→ Text provided
--

Setup
Dependencies¶
Requirements
Using Singularity: singularity>=3.5
snakemake>=6.0
Using Conda or Mamba: conda/mamba
snakemake>=6.0
Snakemake must be installed on the target system. Snakemake is a workflow manager that orchestrates each step of the pipeline. The second dependency, i.e singularity OR conda/mamba, handles the dowloading/installation of any remaining software dependencies.
By default, the pipeline will utilize singularity; however, the --use-conda
option of the run sub command can be provided to use conda/mamba instead of singularity. If possible, we recommend using singularity over conda for reproducibility; however, it is worth noting that singularity and conda produce identical results for this pipeline.
If you are running the pipeline on Windows, please use the Windows Subsystem for Linux (WSL). Singularity can be installed on WSL following these instructions.
You can check to see if modr's software requirements are met by running:
# Check if dependencies
# are already installed
which snakemake || echo 'Error: snakemake is not install.'
which singularity \
|| which conda \
|| which mamba \
|| echo 'Error: singularity or conda or mamba are not installed.'
Installation¶
Please ensure the software dependencies listed above are satisfied before getting started with this section. Also, please ensure each of the software dependencies listed above are in your $PATH
. You can re-run the same command above to ensure each of the required dependencies are in your $PATH
.

--

→ Given records
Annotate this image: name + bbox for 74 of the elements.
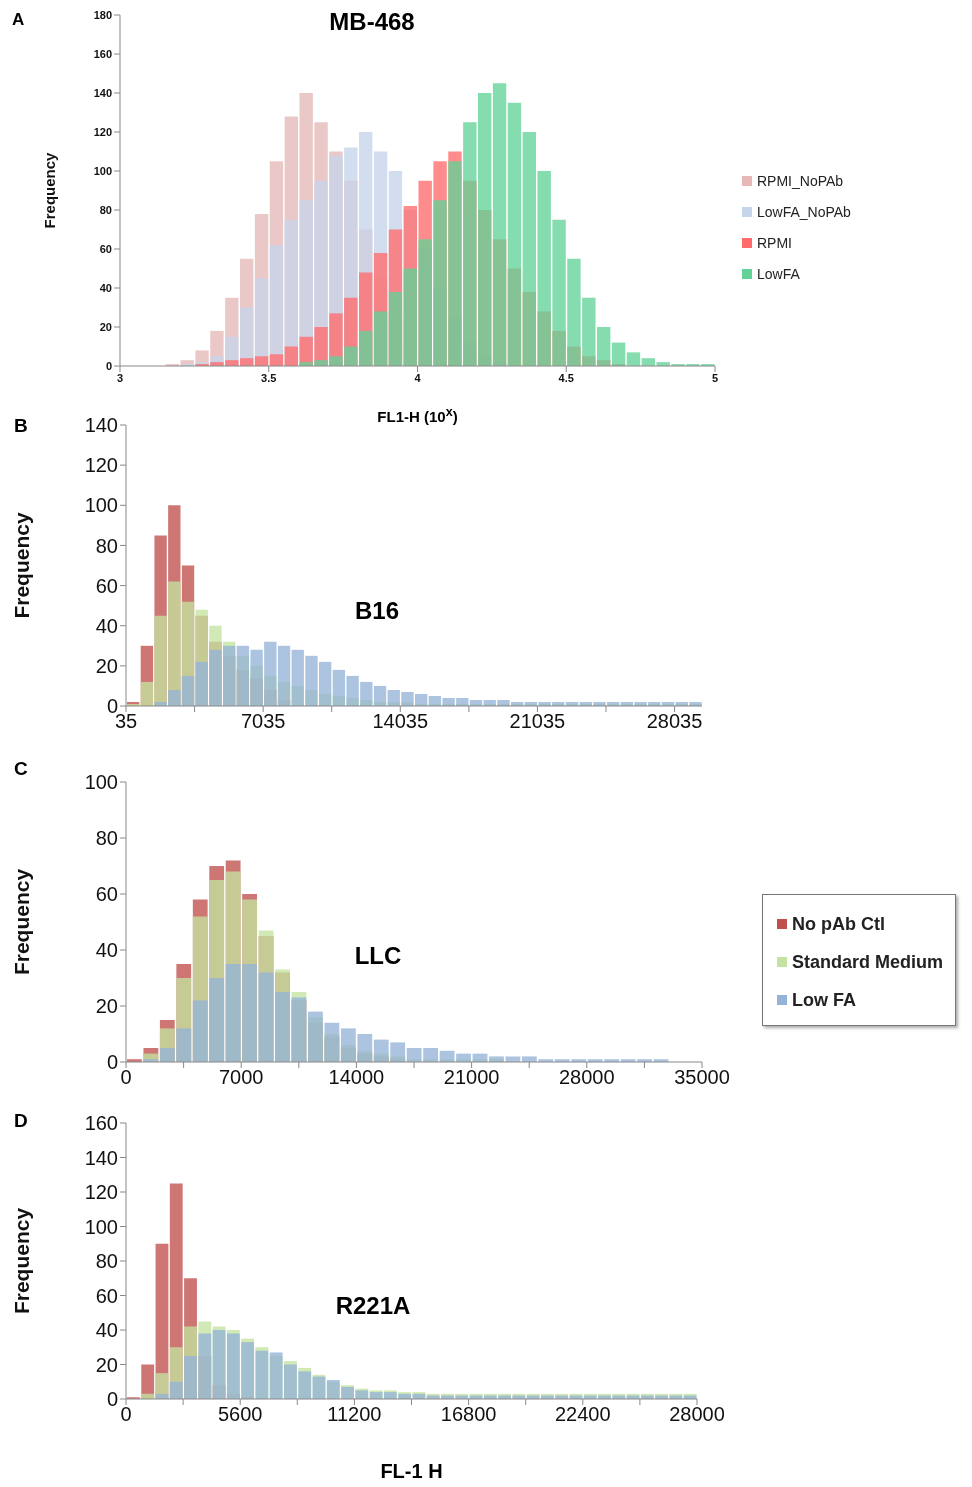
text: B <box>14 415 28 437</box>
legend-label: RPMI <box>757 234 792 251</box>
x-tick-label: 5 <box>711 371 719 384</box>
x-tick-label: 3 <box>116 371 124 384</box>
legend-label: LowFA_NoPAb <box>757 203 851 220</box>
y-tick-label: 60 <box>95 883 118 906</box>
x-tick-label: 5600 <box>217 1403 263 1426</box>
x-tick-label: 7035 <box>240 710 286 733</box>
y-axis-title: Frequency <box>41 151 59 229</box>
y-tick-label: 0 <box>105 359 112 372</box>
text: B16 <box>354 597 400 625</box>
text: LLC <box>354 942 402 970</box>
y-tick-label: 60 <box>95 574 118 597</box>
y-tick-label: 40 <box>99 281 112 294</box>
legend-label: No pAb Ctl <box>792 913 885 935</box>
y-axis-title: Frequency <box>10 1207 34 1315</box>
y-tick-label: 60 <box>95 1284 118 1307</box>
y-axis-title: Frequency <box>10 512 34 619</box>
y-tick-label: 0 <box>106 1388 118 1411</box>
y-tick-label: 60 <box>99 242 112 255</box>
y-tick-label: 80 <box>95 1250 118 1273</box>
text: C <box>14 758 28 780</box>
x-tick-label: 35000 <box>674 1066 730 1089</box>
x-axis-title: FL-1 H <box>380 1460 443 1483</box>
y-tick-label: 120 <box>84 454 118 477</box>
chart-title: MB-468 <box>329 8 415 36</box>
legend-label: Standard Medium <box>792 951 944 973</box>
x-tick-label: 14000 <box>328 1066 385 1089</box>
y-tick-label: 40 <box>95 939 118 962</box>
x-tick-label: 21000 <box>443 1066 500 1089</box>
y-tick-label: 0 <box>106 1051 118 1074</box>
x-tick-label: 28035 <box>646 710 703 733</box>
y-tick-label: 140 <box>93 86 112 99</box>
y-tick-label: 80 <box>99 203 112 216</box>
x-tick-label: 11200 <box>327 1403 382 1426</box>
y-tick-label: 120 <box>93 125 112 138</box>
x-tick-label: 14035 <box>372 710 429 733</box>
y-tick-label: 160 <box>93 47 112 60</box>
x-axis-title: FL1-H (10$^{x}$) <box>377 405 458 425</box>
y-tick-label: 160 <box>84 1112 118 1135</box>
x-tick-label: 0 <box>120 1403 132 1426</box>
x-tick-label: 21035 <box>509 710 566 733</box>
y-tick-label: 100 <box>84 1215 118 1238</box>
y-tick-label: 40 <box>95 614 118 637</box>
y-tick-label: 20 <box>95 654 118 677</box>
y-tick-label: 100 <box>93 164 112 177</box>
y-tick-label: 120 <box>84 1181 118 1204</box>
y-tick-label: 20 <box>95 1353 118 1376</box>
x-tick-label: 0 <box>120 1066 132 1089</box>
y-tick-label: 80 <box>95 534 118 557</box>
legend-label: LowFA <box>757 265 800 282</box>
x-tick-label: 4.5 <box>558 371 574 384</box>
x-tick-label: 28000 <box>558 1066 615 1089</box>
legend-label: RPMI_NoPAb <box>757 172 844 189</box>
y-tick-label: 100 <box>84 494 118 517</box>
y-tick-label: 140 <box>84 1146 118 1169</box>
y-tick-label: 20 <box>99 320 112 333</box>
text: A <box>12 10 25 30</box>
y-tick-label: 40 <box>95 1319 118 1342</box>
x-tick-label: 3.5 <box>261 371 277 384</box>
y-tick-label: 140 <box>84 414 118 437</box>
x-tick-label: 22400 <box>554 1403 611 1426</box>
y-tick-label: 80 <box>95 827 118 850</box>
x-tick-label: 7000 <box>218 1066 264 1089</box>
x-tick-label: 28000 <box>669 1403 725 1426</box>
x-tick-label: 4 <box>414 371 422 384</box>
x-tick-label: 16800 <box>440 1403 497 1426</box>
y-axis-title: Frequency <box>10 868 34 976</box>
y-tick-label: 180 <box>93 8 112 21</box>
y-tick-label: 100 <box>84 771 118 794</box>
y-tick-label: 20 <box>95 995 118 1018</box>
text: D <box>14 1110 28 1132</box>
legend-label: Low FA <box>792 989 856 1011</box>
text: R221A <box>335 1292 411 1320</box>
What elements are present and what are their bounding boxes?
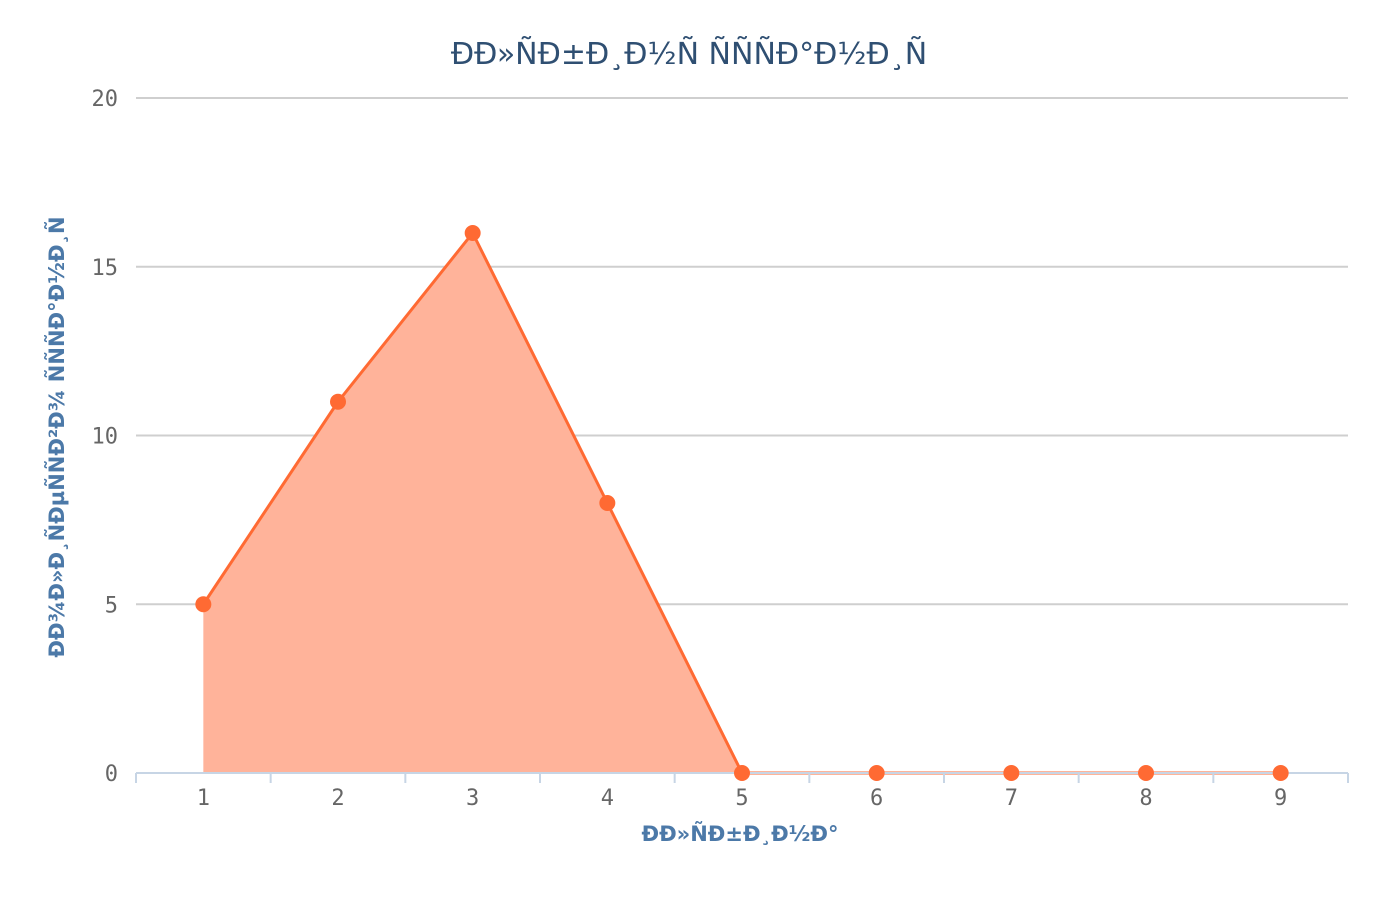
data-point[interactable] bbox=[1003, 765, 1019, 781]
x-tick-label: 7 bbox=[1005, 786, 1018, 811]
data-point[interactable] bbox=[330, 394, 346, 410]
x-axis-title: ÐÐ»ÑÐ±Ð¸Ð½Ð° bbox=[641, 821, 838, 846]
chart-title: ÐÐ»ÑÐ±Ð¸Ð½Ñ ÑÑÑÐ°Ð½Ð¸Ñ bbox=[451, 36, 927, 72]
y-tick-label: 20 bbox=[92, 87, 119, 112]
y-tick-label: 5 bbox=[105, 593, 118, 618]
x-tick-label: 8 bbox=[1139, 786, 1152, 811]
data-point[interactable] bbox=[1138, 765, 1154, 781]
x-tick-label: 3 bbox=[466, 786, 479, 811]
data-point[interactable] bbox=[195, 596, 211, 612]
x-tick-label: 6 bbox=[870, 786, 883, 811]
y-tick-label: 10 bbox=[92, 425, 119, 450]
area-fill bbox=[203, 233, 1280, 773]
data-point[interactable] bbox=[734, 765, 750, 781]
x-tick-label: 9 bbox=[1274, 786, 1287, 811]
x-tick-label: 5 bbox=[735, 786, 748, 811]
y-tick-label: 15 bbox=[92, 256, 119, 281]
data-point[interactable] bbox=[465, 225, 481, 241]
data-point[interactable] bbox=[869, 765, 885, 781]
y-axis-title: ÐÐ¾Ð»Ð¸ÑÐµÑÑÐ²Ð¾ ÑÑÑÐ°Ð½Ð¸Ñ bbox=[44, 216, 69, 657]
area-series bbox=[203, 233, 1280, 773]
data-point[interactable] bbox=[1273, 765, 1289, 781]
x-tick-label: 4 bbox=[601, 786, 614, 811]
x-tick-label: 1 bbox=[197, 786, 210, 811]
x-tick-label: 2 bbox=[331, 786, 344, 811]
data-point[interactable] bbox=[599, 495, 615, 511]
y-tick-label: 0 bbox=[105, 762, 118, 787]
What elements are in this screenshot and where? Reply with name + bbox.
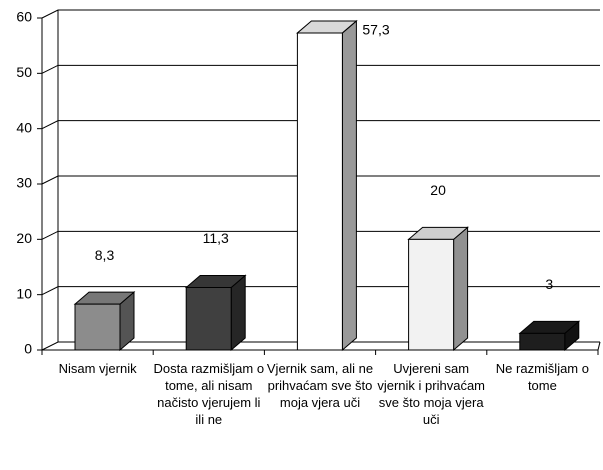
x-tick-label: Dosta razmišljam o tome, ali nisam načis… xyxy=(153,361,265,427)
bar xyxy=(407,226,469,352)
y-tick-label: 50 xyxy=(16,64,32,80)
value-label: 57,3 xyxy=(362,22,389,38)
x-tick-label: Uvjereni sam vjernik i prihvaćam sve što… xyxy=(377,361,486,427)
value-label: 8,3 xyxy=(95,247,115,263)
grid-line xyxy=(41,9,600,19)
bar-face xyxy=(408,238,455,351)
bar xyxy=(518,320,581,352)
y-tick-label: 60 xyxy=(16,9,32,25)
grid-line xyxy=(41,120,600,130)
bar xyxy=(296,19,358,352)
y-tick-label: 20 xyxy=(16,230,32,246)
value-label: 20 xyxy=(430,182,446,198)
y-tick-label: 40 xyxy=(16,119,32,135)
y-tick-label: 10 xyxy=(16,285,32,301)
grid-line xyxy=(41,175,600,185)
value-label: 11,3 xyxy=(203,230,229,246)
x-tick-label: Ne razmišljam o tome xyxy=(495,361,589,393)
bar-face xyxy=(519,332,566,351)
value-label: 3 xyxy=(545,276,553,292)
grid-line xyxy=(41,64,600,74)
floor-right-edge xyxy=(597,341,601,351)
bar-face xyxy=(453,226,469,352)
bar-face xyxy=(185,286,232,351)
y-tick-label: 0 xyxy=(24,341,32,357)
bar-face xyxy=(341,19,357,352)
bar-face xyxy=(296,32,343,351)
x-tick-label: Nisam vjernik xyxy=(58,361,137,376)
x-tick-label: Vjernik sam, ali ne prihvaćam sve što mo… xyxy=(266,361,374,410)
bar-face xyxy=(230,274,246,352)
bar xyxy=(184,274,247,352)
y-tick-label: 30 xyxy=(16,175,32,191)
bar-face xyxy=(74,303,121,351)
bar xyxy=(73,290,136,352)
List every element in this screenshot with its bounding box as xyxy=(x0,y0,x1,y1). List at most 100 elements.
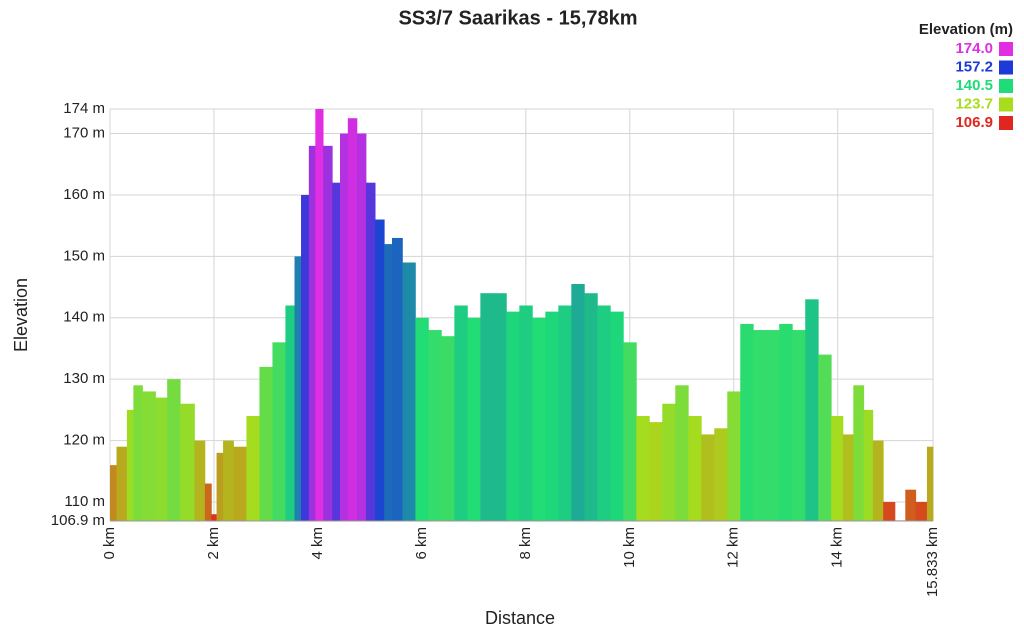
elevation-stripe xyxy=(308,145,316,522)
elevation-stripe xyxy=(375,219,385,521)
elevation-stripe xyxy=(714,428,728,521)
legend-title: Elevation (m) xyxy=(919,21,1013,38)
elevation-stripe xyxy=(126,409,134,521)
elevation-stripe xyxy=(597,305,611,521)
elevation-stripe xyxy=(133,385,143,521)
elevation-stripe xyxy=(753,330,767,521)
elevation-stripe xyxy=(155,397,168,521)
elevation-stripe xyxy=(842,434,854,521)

--

→ Exercise details
In the setup page above, name every program that the dependency-check command looks for with `which`.

→ Problem solution
snakemake, singularity, conda, mamba